● Task details
Write out each line from the data below that includes the word "caption".

(Part of a data file)
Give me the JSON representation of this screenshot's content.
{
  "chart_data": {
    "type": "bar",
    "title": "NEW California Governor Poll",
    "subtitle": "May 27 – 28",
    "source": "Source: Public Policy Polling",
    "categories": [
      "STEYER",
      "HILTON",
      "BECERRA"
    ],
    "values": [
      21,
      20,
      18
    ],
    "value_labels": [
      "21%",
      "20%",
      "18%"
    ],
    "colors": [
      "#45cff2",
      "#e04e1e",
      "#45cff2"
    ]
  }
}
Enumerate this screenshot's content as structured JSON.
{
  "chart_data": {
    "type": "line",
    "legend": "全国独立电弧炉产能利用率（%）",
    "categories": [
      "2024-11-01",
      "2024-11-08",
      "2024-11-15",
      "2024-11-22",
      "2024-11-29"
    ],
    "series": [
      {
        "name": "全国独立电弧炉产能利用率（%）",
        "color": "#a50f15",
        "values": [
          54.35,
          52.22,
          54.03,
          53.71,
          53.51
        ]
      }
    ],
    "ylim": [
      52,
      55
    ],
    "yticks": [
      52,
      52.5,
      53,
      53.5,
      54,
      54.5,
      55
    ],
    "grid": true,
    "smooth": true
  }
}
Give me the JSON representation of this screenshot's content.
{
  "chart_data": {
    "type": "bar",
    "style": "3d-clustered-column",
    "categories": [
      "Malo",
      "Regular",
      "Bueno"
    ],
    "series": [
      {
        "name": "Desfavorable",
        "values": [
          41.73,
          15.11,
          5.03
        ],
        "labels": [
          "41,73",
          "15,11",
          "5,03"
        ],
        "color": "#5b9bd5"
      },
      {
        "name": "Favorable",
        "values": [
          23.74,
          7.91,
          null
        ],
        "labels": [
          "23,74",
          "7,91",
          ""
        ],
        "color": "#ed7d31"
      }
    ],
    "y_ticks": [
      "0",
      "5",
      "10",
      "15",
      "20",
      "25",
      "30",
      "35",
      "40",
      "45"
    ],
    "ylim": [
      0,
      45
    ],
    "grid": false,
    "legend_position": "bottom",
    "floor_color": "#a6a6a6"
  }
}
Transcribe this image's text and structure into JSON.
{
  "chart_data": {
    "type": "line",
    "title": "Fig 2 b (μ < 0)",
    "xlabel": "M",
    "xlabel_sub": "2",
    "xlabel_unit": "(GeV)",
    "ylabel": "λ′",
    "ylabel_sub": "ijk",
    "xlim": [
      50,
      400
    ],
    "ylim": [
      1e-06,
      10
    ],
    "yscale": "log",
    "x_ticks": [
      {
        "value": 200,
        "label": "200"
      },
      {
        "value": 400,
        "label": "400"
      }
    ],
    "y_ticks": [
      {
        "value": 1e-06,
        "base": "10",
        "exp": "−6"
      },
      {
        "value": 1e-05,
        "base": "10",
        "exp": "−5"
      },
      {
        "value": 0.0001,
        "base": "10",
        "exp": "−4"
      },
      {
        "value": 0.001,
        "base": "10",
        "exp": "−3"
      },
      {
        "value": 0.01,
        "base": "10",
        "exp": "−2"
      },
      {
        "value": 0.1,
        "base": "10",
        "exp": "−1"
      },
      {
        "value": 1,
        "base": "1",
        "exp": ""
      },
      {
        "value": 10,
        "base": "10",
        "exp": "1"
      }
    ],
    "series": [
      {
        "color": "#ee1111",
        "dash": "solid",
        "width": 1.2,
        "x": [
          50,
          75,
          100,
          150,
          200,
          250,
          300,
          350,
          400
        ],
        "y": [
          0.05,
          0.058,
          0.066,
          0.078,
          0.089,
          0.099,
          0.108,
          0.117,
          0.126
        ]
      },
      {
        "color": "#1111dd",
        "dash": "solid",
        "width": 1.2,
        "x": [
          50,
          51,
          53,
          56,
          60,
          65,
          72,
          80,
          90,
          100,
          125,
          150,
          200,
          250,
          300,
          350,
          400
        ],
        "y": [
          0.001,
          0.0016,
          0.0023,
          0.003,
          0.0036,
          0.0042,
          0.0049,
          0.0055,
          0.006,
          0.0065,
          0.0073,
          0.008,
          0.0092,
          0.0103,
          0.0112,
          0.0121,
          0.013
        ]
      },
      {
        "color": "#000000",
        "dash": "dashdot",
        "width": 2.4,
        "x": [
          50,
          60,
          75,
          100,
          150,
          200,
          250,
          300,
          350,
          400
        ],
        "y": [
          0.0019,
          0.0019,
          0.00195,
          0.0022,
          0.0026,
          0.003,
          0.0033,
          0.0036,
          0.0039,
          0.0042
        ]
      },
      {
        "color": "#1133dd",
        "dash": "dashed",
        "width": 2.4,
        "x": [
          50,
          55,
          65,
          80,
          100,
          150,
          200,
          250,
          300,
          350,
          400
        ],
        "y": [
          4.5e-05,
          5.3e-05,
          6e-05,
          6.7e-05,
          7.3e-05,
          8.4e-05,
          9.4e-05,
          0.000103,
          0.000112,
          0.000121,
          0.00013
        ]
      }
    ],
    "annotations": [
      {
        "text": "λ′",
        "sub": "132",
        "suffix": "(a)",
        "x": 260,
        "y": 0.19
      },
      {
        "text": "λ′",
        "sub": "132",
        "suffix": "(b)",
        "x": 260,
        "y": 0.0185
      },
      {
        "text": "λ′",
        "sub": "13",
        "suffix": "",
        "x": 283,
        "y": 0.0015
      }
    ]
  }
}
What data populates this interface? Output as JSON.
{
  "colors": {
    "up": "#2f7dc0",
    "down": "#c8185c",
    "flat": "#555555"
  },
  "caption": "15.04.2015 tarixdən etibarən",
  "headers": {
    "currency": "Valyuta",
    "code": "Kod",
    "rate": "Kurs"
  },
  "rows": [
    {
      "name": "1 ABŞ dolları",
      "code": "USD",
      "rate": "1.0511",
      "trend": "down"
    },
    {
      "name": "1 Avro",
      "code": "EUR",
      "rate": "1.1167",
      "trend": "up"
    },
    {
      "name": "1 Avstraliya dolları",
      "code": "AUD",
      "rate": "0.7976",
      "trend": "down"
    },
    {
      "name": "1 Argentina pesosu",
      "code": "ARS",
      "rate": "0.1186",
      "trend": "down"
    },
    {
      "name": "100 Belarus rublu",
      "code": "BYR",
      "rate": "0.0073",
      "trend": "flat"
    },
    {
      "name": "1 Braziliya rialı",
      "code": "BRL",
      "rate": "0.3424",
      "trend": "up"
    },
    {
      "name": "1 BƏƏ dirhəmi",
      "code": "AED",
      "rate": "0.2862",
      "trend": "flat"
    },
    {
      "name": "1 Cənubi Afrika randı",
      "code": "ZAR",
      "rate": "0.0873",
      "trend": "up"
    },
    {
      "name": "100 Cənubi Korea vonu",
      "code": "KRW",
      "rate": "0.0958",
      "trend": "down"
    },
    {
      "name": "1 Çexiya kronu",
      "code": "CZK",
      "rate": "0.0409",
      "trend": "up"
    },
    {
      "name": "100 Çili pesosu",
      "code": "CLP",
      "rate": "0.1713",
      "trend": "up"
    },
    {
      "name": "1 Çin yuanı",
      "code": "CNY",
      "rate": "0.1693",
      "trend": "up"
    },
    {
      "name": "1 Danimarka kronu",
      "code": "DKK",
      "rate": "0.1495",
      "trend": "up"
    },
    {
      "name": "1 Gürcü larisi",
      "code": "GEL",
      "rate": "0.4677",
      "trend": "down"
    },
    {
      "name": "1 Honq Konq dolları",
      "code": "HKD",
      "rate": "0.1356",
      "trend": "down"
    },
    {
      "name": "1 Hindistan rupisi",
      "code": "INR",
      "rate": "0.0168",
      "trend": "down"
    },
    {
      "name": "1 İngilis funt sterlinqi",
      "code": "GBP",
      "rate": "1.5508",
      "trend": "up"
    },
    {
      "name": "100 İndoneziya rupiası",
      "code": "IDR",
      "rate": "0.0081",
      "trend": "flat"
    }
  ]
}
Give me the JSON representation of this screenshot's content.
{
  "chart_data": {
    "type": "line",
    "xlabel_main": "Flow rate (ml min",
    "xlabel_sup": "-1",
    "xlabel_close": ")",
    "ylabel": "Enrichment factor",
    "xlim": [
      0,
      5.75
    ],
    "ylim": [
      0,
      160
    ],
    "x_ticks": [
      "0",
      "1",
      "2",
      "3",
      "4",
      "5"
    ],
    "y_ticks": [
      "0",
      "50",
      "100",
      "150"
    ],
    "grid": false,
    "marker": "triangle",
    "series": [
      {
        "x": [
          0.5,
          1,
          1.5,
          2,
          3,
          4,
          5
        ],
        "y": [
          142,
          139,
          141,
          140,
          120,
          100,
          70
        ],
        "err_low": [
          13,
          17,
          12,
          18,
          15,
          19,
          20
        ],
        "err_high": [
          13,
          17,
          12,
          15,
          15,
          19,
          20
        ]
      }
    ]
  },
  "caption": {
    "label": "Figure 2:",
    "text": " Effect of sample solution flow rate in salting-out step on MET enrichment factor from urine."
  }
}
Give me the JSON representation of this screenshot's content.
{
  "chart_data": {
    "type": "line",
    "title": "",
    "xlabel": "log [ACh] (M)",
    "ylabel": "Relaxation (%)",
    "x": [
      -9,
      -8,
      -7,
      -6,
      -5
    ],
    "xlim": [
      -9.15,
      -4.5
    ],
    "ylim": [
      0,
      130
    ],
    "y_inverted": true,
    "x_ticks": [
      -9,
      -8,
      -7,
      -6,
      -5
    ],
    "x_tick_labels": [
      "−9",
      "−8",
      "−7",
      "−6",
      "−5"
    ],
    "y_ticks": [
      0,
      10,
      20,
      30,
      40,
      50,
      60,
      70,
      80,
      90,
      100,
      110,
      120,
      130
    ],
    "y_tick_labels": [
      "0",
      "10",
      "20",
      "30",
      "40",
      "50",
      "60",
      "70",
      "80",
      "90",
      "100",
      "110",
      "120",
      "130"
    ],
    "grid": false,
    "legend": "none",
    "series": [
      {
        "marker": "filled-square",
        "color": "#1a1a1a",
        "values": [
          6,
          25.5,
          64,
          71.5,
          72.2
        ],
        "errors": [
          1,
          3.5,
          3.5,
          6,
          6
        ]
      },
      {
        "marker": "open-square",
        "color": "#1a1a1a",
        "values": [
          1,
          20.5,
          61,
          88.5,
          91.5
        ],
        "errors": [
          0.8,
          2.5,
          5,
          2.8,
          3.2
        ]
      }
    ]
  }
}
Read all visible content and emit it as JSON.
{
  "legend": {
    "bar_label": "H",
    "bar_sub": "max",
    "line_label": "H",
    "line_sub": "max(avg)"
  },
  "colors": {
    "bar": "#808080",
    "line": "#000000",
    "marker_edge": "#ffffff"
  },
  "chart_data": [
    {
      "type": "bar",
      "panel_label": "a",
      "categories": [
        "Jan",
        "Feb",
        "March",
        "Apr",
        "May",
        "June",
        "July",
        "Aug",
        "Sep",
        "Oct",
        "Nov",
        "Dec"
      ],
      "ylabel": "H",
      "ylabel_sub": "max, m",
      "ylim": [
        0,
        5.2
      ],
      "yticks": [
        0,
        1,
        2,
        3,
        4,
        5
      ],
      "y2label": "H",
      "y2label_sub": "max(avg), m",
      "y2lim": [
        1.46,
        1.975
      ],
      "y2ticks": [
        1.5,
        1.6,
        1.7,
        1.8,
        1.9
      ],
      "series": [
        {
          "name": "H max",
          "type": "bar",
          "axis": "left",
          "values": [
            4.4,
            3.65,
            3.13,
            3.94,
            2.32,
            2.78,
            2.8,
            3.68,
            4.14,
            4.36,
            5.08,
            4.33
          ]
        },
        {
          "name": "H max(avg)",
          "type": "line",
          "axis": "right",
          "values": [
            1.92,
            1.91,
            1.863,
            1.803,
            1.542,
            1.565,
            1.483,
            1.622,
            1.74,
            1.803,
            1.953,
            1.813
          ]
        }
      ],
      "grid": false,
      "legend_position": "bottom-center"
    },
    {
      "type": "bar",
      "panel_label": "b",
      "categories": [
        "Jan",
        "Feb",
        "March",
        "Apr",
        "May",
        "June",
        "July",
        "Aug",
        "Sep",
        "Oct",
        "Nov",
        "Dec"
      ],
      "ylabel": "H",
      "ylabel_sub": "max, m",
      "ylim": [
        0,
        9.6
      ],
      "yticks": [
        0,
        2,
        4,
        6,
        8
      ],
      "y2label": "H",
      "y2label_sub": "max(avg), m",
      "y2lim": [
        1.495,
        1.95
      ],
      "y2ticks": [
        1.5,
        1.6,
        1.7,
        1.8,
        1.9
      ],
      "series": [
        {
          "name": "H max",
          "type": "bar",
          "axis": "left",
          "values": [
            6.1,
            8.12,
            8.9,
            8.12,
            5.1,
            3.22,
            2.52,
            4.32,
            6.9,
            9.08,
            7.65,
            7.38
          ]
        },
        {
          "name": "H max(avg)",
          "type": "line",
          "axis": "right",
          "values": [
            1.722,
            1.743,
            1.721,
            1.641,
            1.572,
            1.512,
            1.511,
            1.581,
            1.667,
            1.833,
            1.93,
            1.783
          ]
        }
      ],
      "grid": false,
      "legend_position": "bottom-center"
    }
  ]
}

● Solution for this problem
  "caption": "15.04.2015 tarixdən etibarən",
  "caption": {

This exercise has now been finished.